:: The request ::
Search the records that follow and extract every line containing the string "document".
§
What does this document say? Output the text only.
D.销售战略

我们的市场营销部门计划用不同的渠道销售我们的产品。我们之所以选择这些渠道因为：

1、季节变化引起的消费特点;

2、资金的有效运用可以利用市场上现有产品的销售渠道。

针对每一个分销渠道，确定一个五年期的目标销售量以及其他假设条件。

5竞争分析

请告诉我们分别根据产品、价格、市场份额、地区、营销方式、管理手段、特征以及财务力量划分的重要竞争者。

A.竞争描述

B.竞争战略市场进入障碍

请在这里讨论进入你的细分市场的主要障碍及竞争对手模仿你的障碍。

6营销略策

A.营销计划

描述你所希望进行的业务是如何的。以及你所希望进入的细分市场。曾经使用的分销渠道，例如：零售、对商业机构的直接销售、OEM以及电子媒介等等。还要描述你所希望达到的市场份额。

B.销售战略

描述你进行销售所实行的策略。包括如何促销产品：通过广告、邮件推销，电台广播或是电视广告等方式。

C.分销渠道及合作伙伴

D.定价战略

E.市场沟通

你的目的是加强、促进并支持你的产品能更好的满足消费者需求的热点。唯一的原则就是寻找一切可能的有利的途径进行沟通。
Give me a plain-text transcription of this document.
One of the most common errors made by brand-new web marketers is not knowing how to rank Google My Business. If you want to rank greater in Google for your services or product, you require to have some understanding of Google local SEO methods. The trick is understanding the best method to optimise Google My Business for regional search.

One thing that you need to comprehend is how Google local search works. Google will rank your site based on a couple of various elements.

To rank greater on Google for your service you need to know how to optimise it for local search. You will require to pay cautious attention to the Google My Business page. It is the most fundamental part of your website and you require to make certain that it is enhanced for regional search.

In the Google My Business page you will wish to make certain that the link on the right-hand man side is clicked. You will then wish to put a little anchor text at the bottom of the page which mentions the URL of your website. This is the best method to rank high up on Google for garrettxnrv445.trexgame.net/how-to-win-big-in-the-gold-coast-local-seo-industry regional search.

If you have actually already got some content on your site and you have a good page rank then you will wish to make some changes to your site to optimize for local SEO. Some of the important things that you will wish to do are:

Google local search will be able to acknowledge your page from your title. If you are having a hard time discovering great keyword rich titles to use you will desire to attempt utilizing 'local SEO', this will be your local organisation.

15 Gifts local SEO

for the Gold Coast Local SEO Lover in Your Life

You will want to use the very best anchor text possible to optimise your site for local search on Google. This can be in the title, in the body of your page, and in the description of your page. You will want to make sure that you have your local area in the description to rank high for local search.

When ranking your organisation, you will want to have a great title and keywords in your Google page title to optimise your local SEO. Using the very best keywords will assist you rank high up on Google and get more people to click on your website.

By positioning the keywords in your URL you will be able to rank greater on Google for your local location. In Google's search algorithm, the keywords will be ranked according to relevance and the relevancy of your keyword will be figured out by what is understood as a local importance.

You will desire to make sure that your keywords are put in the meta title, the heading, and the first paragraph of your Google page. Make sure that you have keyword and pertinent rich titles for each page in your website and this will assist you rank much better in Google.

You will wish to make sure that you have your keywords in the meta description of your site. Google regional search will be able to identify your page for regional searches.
§
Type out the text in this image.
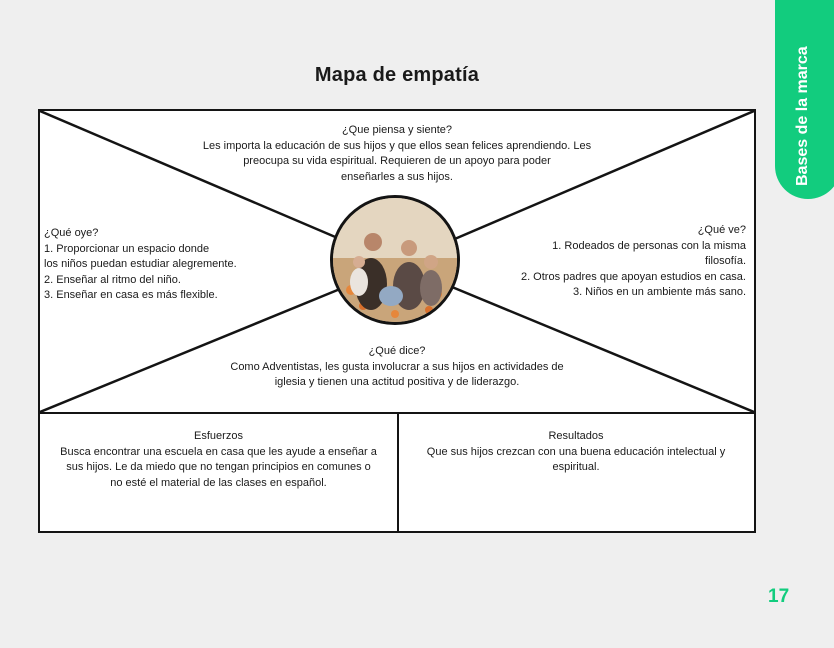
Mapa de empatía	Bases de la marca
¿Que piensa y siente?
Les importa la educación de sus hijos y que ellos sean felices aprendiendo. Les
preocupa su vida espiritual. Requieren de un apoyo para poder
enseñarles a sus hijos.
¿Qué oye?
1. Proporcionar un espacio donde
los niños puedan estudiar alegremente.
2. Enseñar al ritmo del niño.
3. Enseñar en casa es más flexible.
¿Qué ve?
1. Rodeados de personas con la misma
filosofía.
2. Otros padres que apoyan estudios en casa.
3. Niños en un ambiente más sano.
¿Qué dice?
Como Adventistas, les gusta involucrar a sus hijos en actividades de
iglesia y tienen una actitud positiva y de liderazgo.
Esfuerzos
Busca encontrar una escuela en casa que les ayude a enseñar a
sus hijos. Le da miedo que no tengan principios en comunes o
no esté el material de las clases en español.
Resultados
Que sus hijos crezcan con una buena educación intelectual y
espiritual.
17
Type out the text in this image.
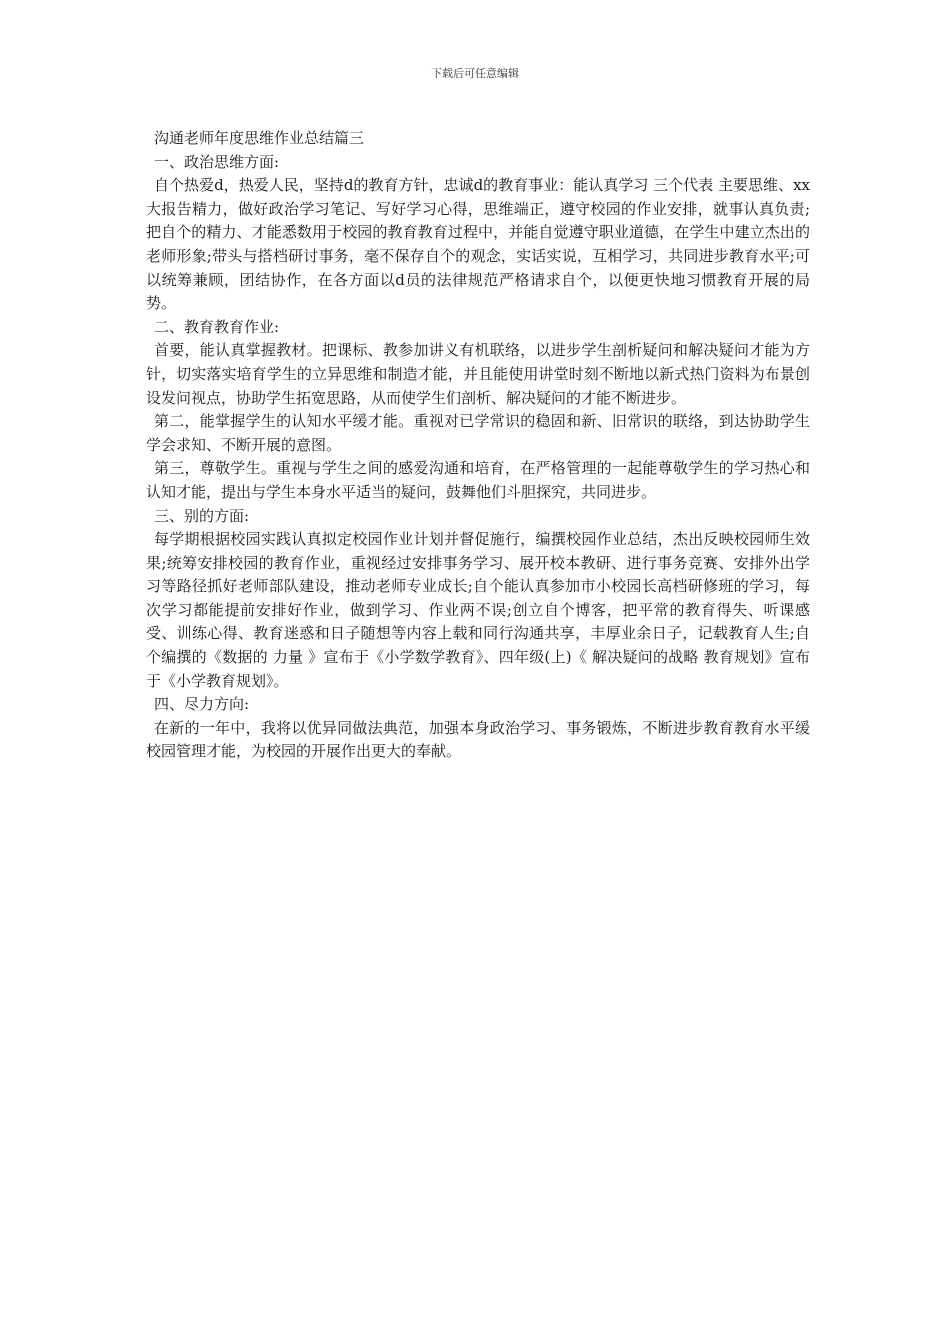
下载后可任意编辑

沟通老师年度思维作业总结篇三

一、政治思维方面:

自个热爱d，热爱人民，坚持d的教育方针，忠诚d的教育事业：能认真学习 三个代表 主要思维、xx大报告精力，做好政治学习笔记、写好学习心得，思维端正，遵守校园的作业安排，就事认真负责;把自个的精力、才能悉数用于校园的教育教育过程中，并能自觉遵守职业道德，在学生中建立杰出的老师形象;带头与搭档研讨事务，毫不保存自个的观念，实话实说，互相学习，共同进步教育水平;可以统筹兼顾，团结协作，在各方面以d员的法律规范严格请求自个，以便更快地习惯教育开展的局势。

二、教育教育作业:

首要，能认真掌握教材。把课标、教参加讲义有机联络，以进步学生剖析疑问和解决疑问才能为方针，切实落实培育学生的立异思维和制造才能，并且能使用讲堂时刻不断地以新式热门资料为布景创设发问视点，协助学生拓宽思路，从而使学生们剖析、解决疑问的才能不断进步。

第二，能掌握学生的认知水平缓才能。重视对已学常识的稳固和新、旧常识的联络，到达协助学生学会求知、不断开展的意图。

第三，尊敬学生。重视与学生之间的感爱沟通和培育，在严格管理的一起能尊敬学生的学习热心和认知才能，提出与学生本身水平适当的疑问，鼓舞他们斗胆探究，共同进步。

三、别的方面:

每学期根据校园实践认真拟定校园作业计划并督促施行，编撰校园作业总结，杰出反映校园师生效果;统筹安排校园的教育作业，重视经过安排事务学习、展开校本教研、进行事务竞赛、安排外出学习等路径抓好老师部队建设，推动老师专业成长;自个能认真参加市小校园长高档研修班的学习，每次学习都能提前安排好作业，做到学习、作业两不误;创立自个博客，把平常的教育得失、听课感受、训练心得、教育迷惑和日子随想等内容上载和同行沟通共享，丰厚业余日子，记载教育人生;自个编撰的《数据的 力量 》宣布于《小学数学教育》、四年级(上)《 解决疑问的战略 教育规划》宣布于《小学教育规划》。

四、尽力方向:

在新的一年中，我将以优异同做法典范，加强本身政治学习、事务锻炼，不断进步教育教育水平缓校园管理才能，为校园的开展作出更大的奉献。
§
:: Written response ::
What does this document say? Output the text only.
Give me a plain-text transcription of this document.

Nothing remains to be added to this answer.